Extracted data entries
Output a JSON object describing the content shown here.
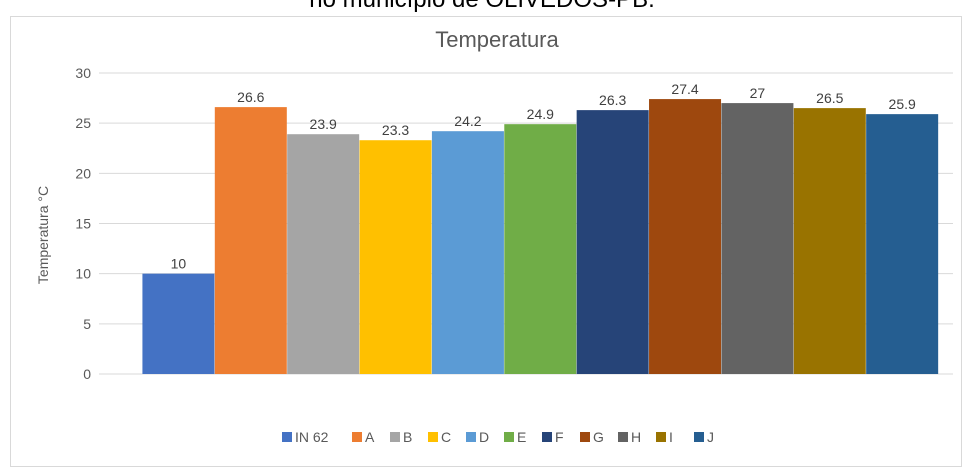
{
  "header": {
    "caption": "no município de OLIVEDOS-PB."
  },
  "chart_data": {
    "type": "bar",
    "title": "Temperatura",
    "xlabel": "",
    "ylabel": "Temperatura °C",
    "ylim": [
      0,
      30
    ],
    "yticks": [
      0,
      5,
      10,
      15,
      20,
      25,
      30
    ],
    "grid": true,
    "legend_position": "bottom",
    "categories": [
      "IN 62",
      "A",
      "B",
      "C",
      "D",
      "E",
      "F",
      "G",
      "H",
      "I",
      "J"
    ],
    "values": [
      10,
      26.6,
      23.9,
      23.3,
      24.2,
      24.9,
      26.3,
      27.4,
      27,
      26.5,
      25.9
    ],
    "colors": [
      "#4472c4",
      "#ed7d31",
      "#a5a5a5",
      "#ffc000",
      "#5b9bd5",
      "#70ad47",
      "#264478",
      "#9e480e",
      "#636363",
      "#997300",
      "#255e91"
    ]
  }
}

Direction: Every line above should be returned exactly; the pictures stay out.

Solution:
Output a JSON object describing the content shown here.
{
  "header": {
    "caption": "no município de OLIVEDOS-PB."
  },
  "chart_data": {
    "type": "bar",
    "title": "Temperatura",
    "xlabel": "",
    "ylabel": "Temperatura °C",
    "ylim": [
      0,
      30
    ],
    "yticks": [
      0,
      5,
      10,
      15,
      20,
      25,
      30
    ],
    "grid": true,
    "legend_position": "bottom",
    "categories": [
      "IN 62",
      "A",
      "B",
      "C",
      "D",
      "E",
      "F",
      "G",
      "H",
      "I",
      "J"
    ],
    "values": [
      10,
      26.6,
      23.9,
      23.3,
      24.2,
      24.9,
      26.3,
      27.4,
      27,
      26.5,
      25.9
    ],
    "colors": [
      "#4472c4",
      "#ed7d31",
      "#a5a5a5",
      "#ffc000",
      "#5b9bd5",
      "#70ad47",
      "#264478",
      "#9e480e",
      "#636363",
      "#997300",
      "#255e91"
    ]
  }
}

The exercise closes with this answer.